> Data tied to figure images
** Start **

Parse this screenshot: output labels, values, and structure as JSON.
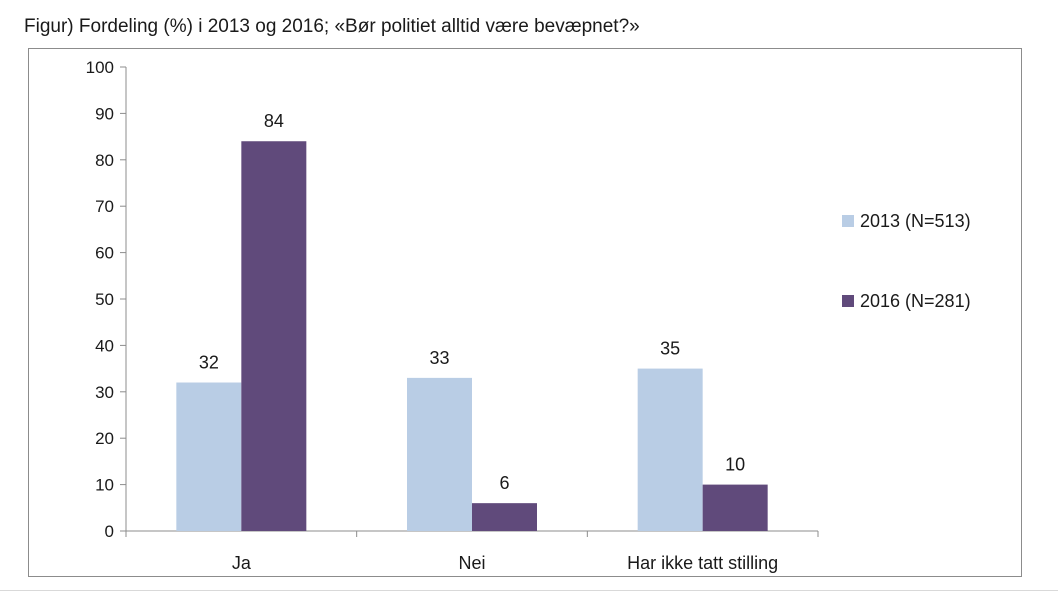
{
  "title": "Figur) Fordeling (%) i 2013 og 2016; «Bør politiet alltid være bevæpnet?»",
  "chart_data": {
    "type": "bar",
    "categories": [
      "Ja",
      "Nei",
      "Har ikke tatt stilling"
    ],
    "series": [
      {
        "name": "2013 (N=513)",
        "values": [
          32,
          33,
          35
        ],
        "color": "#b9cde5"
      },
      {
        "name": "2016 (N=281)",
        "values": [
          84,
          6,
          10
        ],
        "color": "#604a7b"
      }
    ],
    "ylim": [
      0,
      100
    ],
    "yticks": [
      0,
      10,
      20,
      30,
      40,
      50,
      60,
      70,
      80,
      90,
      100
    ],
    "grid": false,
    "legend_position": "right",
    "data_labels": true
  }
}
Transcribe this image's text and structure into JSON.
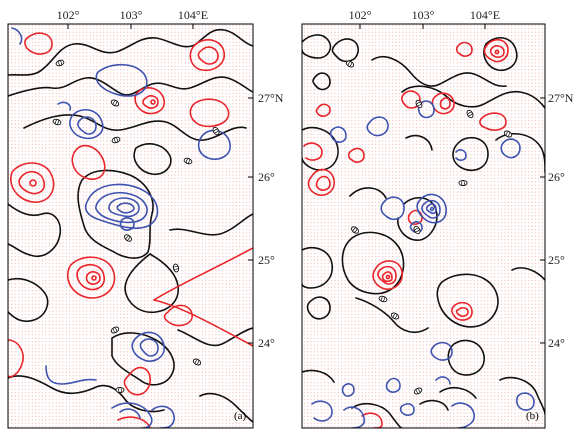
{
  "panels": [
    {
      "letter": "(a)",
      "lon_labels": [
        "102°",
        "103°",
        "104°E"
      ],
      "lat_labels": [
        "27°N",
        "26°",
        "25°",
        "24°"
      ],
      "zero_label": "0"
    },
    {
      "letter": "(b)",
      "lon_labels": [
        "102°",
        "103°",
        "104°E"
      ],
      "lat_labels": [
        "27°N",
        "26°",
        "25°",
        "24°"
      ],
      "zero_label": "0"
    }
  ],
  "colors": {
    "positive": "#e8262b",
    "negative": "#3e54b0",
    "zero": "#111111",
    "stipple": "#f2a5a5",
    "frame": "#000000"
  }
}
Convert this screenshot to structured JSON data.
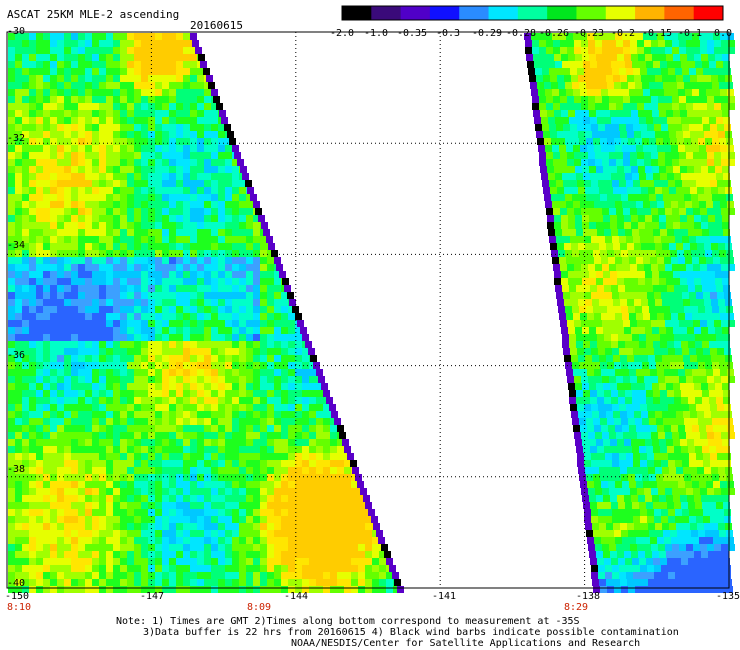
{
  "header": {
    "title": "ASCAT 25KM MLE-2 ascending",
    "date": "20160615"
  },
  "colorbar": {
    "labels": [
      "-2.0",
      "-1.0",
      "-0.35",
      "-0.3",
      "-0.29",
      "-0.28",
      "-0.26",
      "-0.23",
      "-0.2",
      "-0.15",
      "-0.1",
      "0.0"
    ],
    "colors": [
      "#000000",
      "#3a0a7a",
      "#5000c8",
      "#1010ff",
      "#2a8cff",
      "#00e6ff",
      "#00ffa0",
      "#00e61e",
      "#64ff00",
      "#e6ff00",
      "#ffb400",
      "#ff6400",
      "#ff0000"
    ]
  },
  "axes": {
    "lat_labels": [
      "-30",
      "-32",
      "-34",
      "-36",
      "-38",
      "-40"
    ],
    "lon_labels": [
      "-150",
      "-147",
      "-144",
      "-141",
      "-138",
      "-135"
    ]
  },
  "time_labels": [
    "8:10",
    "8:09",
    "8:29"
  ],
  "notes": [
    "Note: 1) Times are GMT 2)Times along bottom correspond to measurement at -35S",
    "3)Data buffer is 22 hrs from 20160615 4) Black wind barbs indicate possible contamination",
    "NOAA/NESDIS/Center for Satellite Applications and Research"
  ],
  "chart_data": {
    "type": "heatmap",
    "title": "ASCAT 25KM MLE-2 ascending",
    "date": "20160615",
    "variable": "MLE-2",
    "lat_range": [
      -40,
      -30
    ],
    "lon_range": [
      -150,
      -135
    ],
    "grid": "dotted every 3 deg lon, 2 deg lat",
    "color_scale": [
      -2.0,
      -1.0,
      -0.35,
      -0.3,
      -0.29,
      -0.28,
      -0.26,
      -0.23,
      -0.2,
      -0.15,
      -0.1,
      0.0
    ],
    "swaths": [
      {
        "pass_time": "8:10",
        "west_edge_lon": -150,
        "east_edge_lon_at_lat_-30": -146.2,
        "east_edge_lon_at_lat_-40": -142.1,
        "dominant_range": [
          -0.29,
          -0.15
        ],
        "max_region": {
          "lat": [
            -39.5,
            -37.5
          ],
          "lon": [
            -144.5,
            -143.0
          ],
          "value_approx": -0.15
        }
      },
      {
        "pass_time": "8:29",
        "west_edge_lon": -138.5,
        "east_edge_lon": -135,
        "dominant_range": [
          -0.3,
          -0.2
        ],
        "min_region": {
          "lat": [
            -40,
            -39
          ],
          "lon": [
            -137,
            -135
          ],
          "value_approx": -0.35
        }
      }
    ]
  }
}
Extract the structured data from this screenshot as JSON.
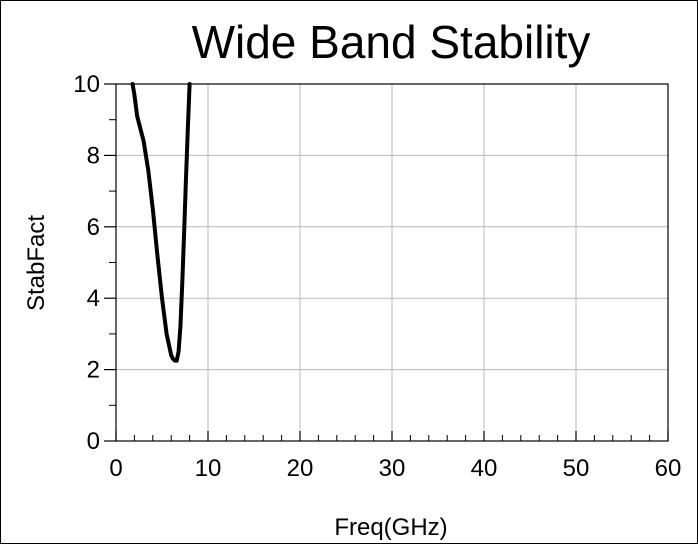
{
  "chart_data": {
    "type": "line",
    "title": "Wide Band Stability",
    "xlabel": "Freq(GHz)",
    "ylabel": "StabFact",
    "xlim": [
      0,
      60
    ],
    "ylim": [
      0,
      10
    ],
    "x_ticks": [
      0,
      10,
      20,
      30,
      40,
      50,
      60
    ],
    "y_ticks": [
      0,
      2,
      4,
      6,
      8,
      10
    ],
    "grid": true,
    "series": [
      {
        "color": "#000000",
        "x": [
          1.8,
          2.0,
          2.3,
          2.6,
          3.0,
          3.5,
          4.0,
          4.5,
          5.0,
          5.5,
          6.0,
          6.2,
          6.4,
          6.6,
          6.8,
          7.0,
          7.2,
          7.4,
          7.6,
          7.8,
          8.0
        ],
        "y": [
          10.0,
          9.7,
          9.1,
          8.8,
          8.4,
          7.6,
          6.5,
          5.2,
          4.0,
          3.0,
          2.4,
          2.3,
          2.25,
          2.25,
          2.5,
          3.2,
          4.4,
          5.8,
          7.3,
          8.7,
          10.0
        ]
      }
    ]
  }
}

** End **

> Requirements
Using the records above, copy every line that has the word "grid" in it.

> Answer to the task
    "grid": false,
    "grid": "dotted every 3 deg lon, 2 deg lat",
    "grid": true,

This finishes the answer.